--- start Entries provided ---

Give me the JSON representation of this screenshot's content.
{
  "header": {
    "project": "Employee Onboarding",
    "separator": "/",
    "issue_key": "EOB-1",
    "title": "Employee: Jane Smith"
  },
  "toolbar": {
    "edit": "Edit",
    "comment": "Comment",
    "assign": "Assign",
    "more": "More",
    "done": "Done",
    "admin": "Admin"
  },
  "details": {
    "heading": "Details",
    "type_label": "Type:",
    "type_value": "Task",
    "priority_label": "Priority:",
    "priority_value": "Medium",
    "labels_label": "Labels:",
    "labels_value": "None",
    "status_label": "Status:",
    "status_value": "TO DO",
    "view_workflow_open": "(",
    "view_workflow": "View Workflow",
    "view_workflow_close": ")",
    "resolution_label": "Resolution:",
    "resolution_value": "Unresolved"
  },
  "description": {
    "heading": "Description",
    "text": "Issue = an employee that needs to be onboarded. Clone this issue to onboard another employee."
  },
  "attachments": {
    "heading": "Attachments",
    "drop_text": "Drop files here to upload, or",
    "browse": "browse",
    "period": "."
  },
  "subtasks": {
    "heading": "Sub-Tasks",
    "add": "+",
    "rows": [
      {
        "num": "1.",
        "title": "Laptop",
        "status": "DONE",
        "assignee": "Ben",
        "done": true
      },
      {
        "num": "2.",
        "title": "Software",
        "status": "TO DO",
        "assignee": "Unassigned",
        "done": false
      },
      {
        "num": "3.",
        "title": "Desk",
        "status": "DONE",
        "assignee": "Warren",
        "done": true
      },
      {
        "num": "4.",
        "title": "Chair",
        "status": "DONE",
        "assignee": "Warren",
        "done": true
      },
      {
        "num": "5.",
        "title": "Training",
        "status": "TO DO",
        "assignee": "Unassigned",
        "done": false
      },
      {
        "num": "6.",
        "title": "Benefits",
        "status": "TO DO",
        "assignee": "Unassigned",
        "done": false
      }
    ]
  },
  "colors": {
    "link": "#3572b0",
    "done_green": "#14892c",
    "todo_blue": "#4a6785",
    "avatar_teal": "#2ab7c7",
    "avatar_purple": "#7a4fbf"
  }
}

--- end Entries provided ---

Aim:
Where does the word "this" appear in the listing? List each line that holds it.

Complete response:
Give me the JSON representation of this screenshot's content.
    "text": "Issue = an employee that needs to be onboarded. Clone this issue to onboard another employee."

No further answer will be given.